**Problem to work on:**
Rewrite every row below as a numbered list, skipping any blank lines.
── Available data ──
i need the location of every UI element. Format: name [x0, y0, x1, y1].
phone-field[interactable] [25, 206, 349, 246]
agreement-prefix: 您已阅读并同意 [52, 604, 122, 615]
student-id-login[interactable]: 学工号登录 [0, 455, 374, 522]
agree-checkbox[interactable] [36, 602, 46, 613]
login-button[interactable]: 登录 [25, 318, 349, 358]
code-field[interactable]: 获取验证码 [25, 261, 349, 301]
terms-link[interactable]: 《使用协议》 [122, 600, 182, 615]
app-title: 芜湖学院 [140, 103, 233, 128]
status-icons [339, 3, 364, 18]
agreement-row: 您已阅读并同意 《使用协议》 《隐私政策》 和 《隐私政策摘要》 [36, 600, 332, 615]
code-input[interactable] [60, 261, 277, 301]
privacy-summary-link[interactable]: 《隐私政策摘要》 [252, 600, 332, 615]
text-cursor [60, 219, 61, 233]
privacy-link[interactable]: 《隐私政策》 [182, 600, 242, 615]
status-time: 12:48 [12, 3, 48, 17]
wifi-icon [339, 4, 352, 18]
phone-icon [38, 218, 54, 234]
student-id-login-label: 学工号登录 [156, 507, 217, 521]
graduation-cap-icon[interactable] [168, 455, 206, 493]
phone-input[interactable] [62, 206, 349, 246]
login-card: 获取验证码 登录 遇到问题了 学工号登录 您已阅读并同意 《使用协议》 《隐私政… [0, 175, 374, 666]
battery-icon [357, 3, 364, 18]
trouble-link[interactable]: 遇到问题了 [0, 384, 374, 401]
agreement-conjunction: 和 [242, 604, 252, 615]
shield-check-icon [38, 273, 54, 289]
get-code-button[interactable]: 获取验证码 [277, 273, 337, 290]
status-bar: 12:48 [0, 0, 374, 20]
───
**Output for this exercise:**
1. i need the location of every UI element. Format: name [x0, y0, x1, y1].
2. phone-field[interactable] [25, 206, 349, 246]
3. agreement-prefix: 您已阅读并同意 [52, 604, 122, 615]
4. student-id-login[interactable]: 学工号登录 [0, 455, 374, 522]
5. agree-checkbox[interactable] [36, 602, 46, 613]
6. login-button[interactable]: 登录 [25, 318, 349, 358]
7. code-field[interactable]: 获取验证码 [25, 261, 349, 301]
8. terms-link[interactable]: 《使用协议》 [122, 600, 182, 615]
9. app-title: 芜湖学院 [140, 103, 233, 128]
10. status-icons [339, 3, 364, 18]
11. agreement-row: 您已阅读并同意 《使用协议》 《隐私政策》 和 《隐私政策摘要》 [36, 600, 332, 615]
12. code-input[interactable] [60, 261, 277, 301]
13. privacy-summary-link[interactable]: 《隐私政策摘要》 [252, 600, 332, 615]
14. text-cursor [60, 219, 61, 233]
15. privacy-link[interactable]: 《隐私政策》 [182, 600, 242, 615]
16. status-time: 12:48 [12, 3, 48, 17]
17. wifi-icon [339, 4, 352, 18]
18. phone-icon [38, 218, 54, 234]
19. student-id-login-label: 学工号登录 [156, 507, 217, 521]
20. graduation-cap-icon[interactable] [168, 455, 206, 493]
21. phone-input[interactable] [62, 206, 349, 246]
22. login-card: 获取验证码 登录 遇到问题了 学工号登录 您已阅读并同意 《使用协议》 《隐私政… [0, 175, 374, 666]
23. battery-icon [357, 3, 364, 18]
24. trouble-link[interactable]: 遇到问题了 [0, 384, 374, 401]
25. agreement-conjunction: 和 [242, 604, 252, 615]
26. shield-check-icon [38, 273, 54, 289]
27. get-code-button[interactable]: 获取验证码 [277, 273, 337, 290]
28. status-bar: 12:48 [0, 0, 374, 20]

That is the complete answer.